PROBLEM STATEMENT:
Return the records that follow unaltered. Omit every picture.

** Start PROVIDED MATERIAL **

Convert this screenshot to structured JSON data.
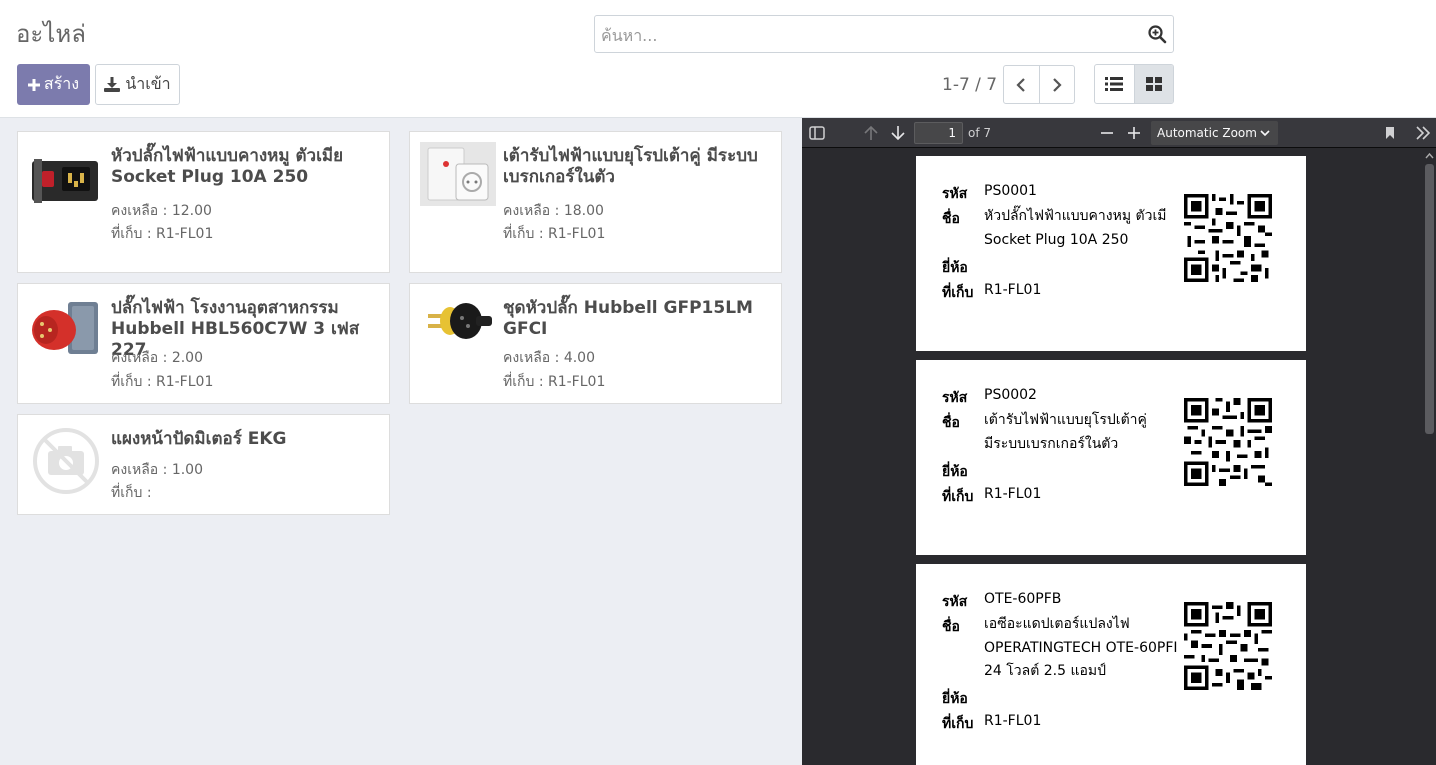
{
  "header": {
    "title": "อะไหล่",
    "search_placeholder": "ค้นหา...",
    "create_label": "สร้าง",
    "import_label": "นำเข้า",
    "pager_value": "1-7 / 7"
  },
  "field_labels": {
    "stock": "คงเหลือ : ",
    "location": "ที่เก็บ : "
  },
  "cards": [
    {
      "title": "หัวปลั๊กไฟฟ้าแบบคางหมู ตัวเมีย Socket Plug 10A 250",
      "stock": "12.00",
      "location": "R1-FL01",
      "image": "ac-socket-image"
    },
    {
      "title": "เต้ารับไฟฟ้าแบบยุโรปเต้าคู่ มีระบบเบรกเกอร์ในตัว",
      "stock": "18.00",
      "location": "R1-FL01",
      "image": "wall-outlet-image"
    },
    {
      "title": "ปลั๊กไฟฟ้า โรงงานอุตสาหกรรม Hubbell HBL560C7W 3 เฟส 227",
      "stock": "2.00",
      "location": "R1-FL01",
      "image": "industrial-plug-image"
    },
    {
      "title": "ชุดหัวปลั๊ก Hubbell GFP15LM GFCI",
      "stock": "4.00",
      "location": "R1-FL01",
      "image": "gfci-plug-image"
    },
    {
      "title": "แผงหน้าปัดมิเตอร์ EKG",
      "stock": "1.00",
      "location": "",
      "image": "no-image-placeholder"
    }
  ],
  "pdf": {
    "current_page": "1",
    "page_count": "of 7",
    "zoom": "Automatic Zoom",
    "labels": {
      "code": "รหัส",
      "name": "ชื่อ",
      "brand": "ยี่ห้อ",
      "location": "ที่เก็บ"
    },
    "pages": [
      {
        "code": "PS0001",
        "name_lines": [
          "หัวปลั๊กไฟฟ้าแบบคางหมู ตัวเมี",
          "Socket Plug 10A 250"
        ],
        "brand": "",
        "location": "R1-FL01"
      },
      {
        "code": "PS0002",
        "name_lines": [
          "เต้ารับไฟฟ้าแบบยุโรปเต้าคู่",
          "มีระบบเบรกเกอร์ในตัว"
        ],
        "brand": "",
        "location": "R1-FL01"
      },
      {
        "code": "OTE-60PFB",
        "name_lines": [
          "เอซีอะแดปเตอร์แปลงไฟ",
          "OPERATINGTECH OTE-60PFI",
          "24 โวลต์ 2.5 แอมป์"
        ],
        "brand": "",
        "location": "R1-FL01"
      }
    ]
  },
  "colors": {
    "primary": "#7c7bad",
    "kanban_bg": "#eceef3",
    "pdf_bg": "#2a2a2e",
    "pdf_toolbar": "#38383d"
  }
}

** End PROVIDED MATERIAL **

EXERCISE OUTPUT:
Convert this screenshot to structured JSON data.
{
  "header": {
    "title": "อะไหล่",
    "search_placeholder": "ค้นหา...",
    "create_label": "สร้าง",
    "import_label": "นำเข้า",
    "pager_value": "1-7 / 7"
  },
  "field_labels": {
    "stock": "คงเหลือ : ",
    "location": "ที่เก็บ : "
  },
  "cards": [
    {
      "title": "หัวปลั๊กไฟฟ้าแบบคางหมู ตัวเมีย Socket Plug 10A 250",
      "stock": "12.00",
      "location": "R1-FL01",
      "image": "ac-socket-image"
    },
    {
      "title": "เต้ารับไฟฟ้าแบบยุโรปเต้าคู่ มีระบบเบรกเกอร์ในตัว",
      "stock": "18.00",
      "location": "R1-FL01",
      "image": "wall-outlet-image"
    },
    {
      "title": "ปลั๊กไฟฟ้า โรงงานอุตสาหกรรม Hubbell HBL560C7W 3 เฟส 227",
      "stock": "2.00",
      "location": "R1-FL01",
      "image": "industrial-plug-image"
    },
    {
      "title": "ชุดหัวปลั๊ก Hubbell GFP15LM GFCI",
      "stock": "4.00",
      "location": "R1-FL01",
      "image": "gfci-plug-image"
    },
    {
      "title": "แผงหน้าปัดมิเตอร์ EKG",
      "stock": "1.00",
      "location": "",
      "image": "no-image-placeholder"
    }
  ],
  "pdf": {
    "current_page": "1",
    "page_count": "of 7",
    "zoom": "Automatic Zoom",
    "labels": {
      "code": "รหัส",
      "name": "ชื่อ",
      "brand": "ยี่ห้อ",
      "location": "ที่เก็บ"
    },
    "pages": [
      {
        "code": "PS0001",
        "name_lines": [
          "หัวปลั๊กไฟฟ้าแบบคางหมู ตัวเมี",
          "Socket Plug 10A 250"
        ],
        "brand": "",
        "location": "R1-FL01"
      },
      {
        "code": "PS0002",
        "name_lines": [
          "เต้ารับไฟฟ้าแบบยุโรปเต้าคู่",
          "มีระบบเบรกเกอร์ในตัว"
        ],
        "brand": "",
        "location": "R1-FL01"
      },
      {
        "code": "OTE-60PFB",
        "name_lines": [
          "เอซีอะแดปเตอร์แปลงไฟ",
          "OPERATINGTECH OTE-60PFI",
          "24 โวลต์ 2.5 แอมป์"
        ],
        "brand": "",
        "location": "R1-FL01"
      }
    ]
  },
  "colors": {
    "primary": "#7c7bad",
    "kanban_bg": "#eceef3",
    "pdf_bg": "#2a2a2e",
    "pdf_toolbar": "#38383d"
  }
}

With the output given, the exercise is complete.